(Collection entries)
++++++++++

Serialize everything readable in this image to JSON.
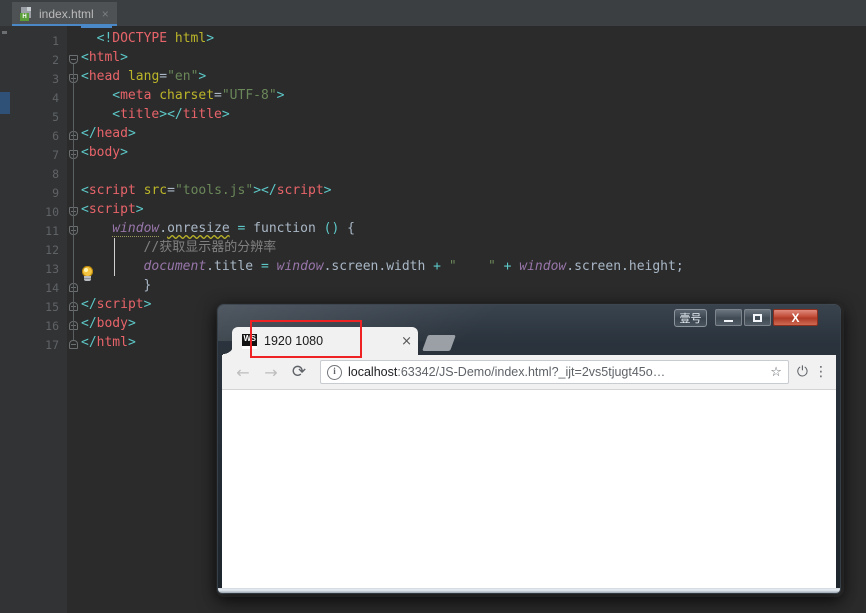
{
  "ide": {
    "tab": {
      "label": "index.html",
      "close_glyph": "×",
      "icon_badge": "H",
      "icon_name": "html-file-icon"
    },
    "editor": {
      "line_numbers": [
        "1",
        "2",
        "3",
        "4",
        "5",
        "6",
        "7",
        "8",
        "9",
        "10",
        "11",
        "12",
        "13",
        "14",
        "15",
        "16",
        "17"
      ],
      "lines": [
        {
          "n": 1,
          "text": "<!DOCTYPE html>"
        },
        {
          "n": 2,
          "text": "<html>"
        },
        {
          "n": 3,
          "text": "<head lang=\"en\">"
        },
        {
          "n": 4,
          "text": "    <meta charset=\"UTF-8\">"
        },
        {
          "n": 5,
          "text": "    <title></title>"
        },
        {
          "n": 6,
          "text": "</head>"
        },
        {
          "n": 7,
          "text": "<body>"
        },
        {
          "n": 8,
          "text": ""
        },
        {
          "n": 9,
          "text": "<script src=\"tools.js\"></script>"
        },
        {
          "n": 10,
          "text": "<script>"
        },
        {
          "n": 11,
          "text": "    window.onresize = function () {"
        },
        {
          "n": 12,
          "text": "        //获取显示器的分辨率"
        },
        {
          "n": 13,
          "text": "        document.title = window.screen.width + \"    \" + window.screen.height;"
        },
        {
          "n": 14,
          "text": "    }"
        },
        {
          "n": 15,
          "text": "</script>"
        },
        {
          "n": 16,
          "text": "</body>"
        },
        {
          "n": 17,
          "text": "</html>"
        }
      ],
      "comment_text": "//获取显示器的分辨率",
      "intention_icon": "lightbulb-icon"
    },
    "colors": {
      "background": "#2b2b2b",
      "gutter": "#313335",
      "tab_active_underline": "#4a88c7",
      "tag": "#e8646a",
      "bracket": "#5ec8c8",
      "attribute": "#bbb529",
      "string": "#6a8759",
      "comment": "#808080",
      "global_var": "#9876aa",
      "plain": "#a9b7c6"
    }
  },
  "browser": {
    "window_buttons": {
      "extra_label": "壹号",
      "minimize_glyph": "",
      "maximize_glyph": "",
      "close_glyph": "X"
    },
    "tab": {
      "title": "1920 1080",
      "favicon_text": "WS",
      "close_glyph": "×"
    },
    "toolbar": {
      "back_glyph": "←",
      "forward_glyph": "→",
      "reload_glyph": "⟳",
      "info_glyph": "i",
      "url_host": "localhost",
      "url_rest": ":63342/JS-Demo/index.html?_ijt=2vs5tjugt45o…",
      "star_glyph": "☆",
      "power_glyph": "⏻",
      "menu_glyph": "⋮"
    },
    "page_content": ""
  },
  "annotation": {
    "highlight_color": "#ee2222",
    "target": "browser-tab-title"
  }
}
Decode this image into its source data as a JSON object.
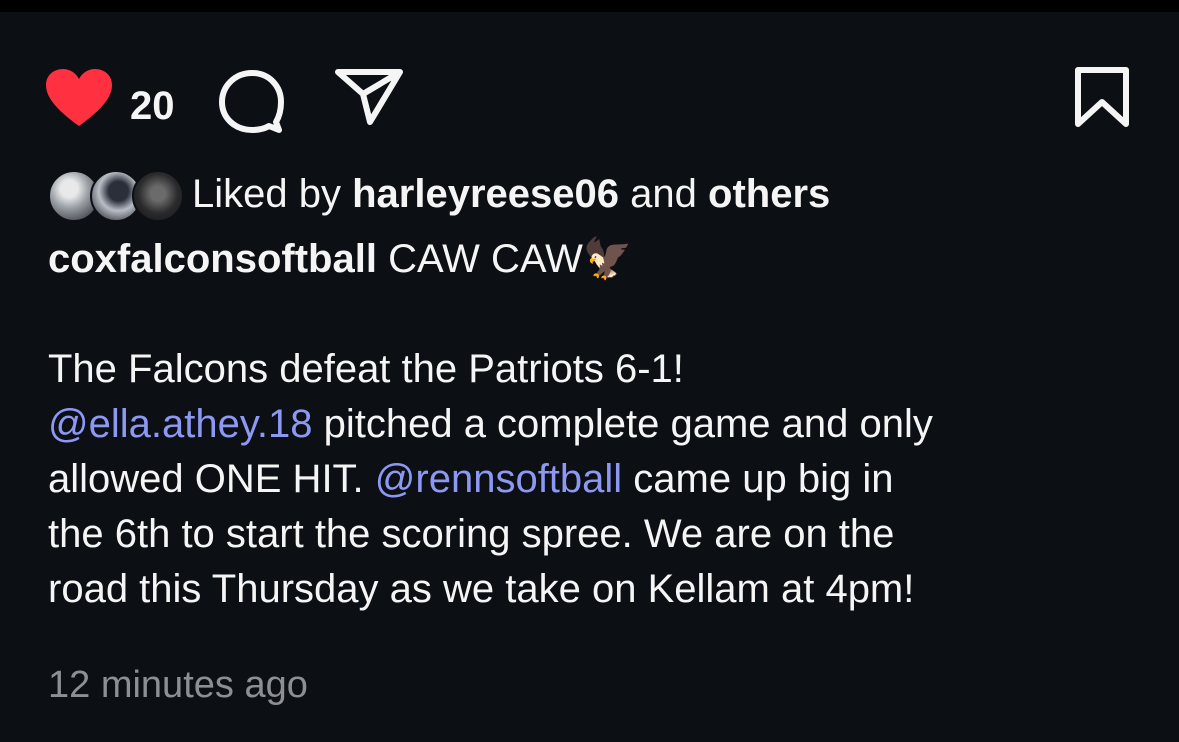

++++++++++

[Do this] Pictures excluded, quote all the data above exactly.

[Task solution]
Serialize everything readable in this image to JSON.
{
  "ide": {
    "tab": {
      "label": "index.html",
      "close_glyph": "×",
      "icon_badge": "H",
      "icon_name": "html-file-icon"
    },
    "editor": {
      "line_numbers": [
        "1",
        "2",
        "3",
        "4",
        "5",
        "6",
        "7",
        "8",
        "9",
        "10",
        "11",
        "12",
        "13",
        "14",
        "15",
        "16",
        "17"
      ],
      "lines": [
        {
          "n": 1,
          "text": "<!DOCTYPE html>"
        },
        {
          "n": 2,
          "text": "<html>"
        },
        {
          "n": 3,
          "text": "<head lang=\"en\">"
        },
        {
          "n": 4,
          "text": "    <meta charset=\"UTF-8\">"
        },
        {
          "n": 5,
          "text": "    <title></title>"
        },
        {
          "n": 6,
          "text": "</head>"
        },
        {
          "n": 7,
          "text": "<body>"
        },
        {
          "n": 8,
          "text": ""
        },
        {
          "n": 9,
          "text": "<script src=\"tools.js\"></script>"
        },
        {
          "n": 10,
          "text": "<script>"
        },
        {
          "n": 11,
          "text": "    window.onresize = function () {"
        },
        {
          "n": 12,
          "text": "        //获取显示器的分辨率"
        },
        {
          "n": 13,
          "text": "        document.title = window.screen.width + \"    \" + window.screen.height;"
        },
        {
          "n": 14,
          "text": "    }"
        },
        {
          "n": 15,
          "text": "</script>"
        },
        {
          "n": 16,
          "text": "</body>"
        },
        {
          "n": 17,
          "text": "</html>"
        }
      ],
      "comment_text": "//获取显示器的分辨率",
      "intention_icon": "lightbulb-icon"
    },
    "colors": {
      "background": "#2b2b2b",
      "gutter": "#313335",
      "tab_active_underline": "#4a88c7",
      "tag": "#e8646a",
      "bracket": "#5ec8c8",
      "attribute": "#bbb529",
      "string": "#6a8759",
      "comment": "#808080",
      "global_var": "#9876aa",
      "plain": "#a9b7c6"
    }
  },
  "browser": {
    "window_buttons": {
      "extra_label": "壹号",
      "minimize_glyph": "",
      "maximize_glyph": "",
      "close_glyph": "X"
    },
    "tab": {
      "title": "1920 1080",
      "favicon_text": "WS",
      "close_glyph": "×"
    },
    "toolbar": {
      "back_glyph": "←",
      "forward_glyph": "→",
      "reload_glyph": "⟳",
      "info_glyph": "i",
      "url_host": "localhost",
      "url_rest": ":63342/JS-Demo/index.html?_ijt=2vs5tjugt45o…",
      "star_glyph": "☆",
      "power_glyph": "⏻",
      "menu_glyph": "⋮"
    },
    "page_content": ""
  },
  "annotation": {
    "highlight_color": "#ee2222",
    "target": "browser-tab-title"
  }
}
Decode this image into its source data as a JSON object.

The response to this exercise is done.